## EXERCISE DETAILS
You are asked to copy the entire listing exactly, apart from its pictures.

>>

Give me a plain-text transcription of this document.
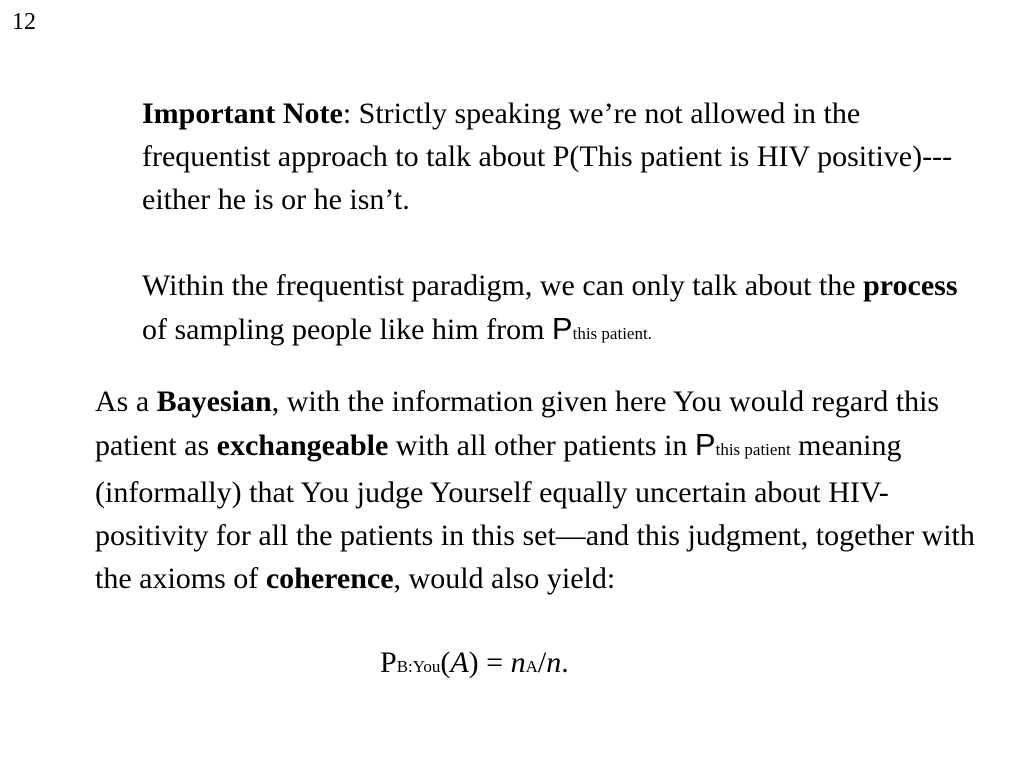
12

Important Note: Strictly speaking we’re not allowed in the frequentist approach to talk about P(This patient is HIV positive)---either he is or he isn’t.

Within the frequentist paradigm, we can only talk about the process of sampling people like him from Pthis patient.

As a Bayesian, with the information given here You would regard this patient as exchangeable with all other patients in Pthis patient meaning (informally) that You judge Yourself equally uncertain about HIV-positivity for all the patients in this set—and this judgment, together with the axioms of coherence, would also yield:

PB:You(A) = nA/n.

<<

## TASK SOLUTION
Give me a plain-text transcription of this document.
12

Important Note: Strictly speaking we’re not allowed in the frequentist approach to talk about P(This patient is HIV positive)---either he is or he isn’t.

Within the frequentist paradigm, we can only talk about the process of sampling people like him from Pthis patient.

As a Bayesian, with the information given here You would regard this patient as exchangeable with all other patients in Pthis patient meaning (informally) that You judge Yourself equally uncertain about HIV-positivity for all the patients in this set—and this judgment, together with the axioms of coherence, would also yield:

PB:You(A) = nA/n.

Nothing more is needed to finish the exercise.